SET PROBLEM >>
Retype each record below word for word. Leave the pictures out.

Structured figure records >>

>>>>

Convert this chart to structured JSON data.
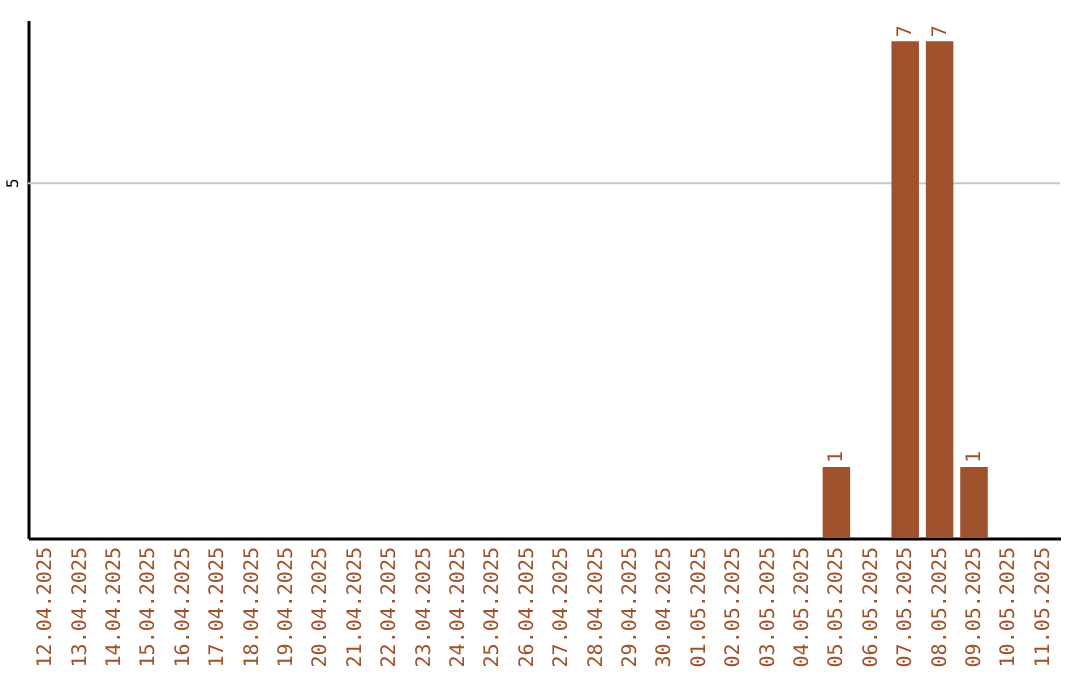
{
  "chart_data": {
    "type": "bar",
    "categories": [
      "12.04.2025",
      "13.04.2025",
      "14.04.2025",
      "15.04.2025",
      "16.04.2025",
      "17.04.2025",
      "18.04.2025",
      "19.04.2025",
      "20.04.2025",
      "21.04.2025",
      "22.04.2025",
      "23.04.2025",
      "24.04.2025",
      "25.04.2025",
      "26.04.2025",
      "27.04.2025",
      "28.04.2025",
      "29.04.2025",
      "30.04.2025",
      "01.05.2025",
      "02.05.2025",
      "03.05.2025",
      "04.05.2025",
      "05.05.2025",
      "06.05.2025",
      "07.05.2025",
      "08.05.2025",
      "09.05.2025",
      "10.05.2025",
      "11.05.2025"
    ],
    "values": [
      null,
      null,
      null,
      null,
      null,
      null,
      null,
      null,
      null,
      null,
      null,
      null,
      null,
      null,
      null,
      null,
      null,
      null,
      null,
      null,
      null,
      null,
      null,
      1,
      null,
      7,
      7,
      1,
      null,
      null
    ],
    "data_labels": true,
    "color": "#a0522d",
    "ylim": [
      0,
      7.3
    ],
    "tick_labels": "x",
    "ref_lines": [
      {
        "axis": "y",
        "value": 5,
        "label": "5",
        "color": "#c8c8c8"
      }
    ]
  }
}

<<<<

EXERCISE OUTPUT >>
Convert this chart to structured JSON data.
{
  "chart_data": {
    "type": "bar",
    "categories": [
      "12.04.2025",
      "13.04.2025",
      "14.04.2025",
      "15.04.2025",
      "16.04.2025",
      "17.04.2025",
      "18.04.2025",
      "19.04.2025",
      "20.04.2025",
      "21.04.2025",
      "22.04.2025",
      "23.04.2025",
      "24.04.2025",
      "25.04.2025",
      "26.04.2025",
      "27.04.2025",
      "28.04.2025",
      "29.04.2025",
      "30.04.2025",
      "01.05.2025",
      "02.05.2025",
      "03.05.2025",
      "04.05.2025",
      "05.05.2025",
      "06.05.2025",
      "07.05.2025",
      "08.05.2025",
      "09.05.2025",
      "10.05.2025",
      "11.05.2025"
    ],
    "values": [
      null,
      null,
      null,
      null,
      null,
      null,
      null,
      null,
      null,
      null,
      null,
      null,
      null,
      null,
      null,
      null,
      null,
      null,
      null,
      null,
      null,
      null,
      null,
      1,
      null,
      7,
      7,
      1,
      null,
      null
    ],
    "data_labels": true,
    "color": "#a0522d",
    "ylim": [
      0,
      7.3
    ],
    "tick_labels": "x",
    "ref_lines": [
      {
        "axis": "y",
        "value": 5,
        "label": "5",
        "color": "#c8c8c8"
      }
    ]
  }
}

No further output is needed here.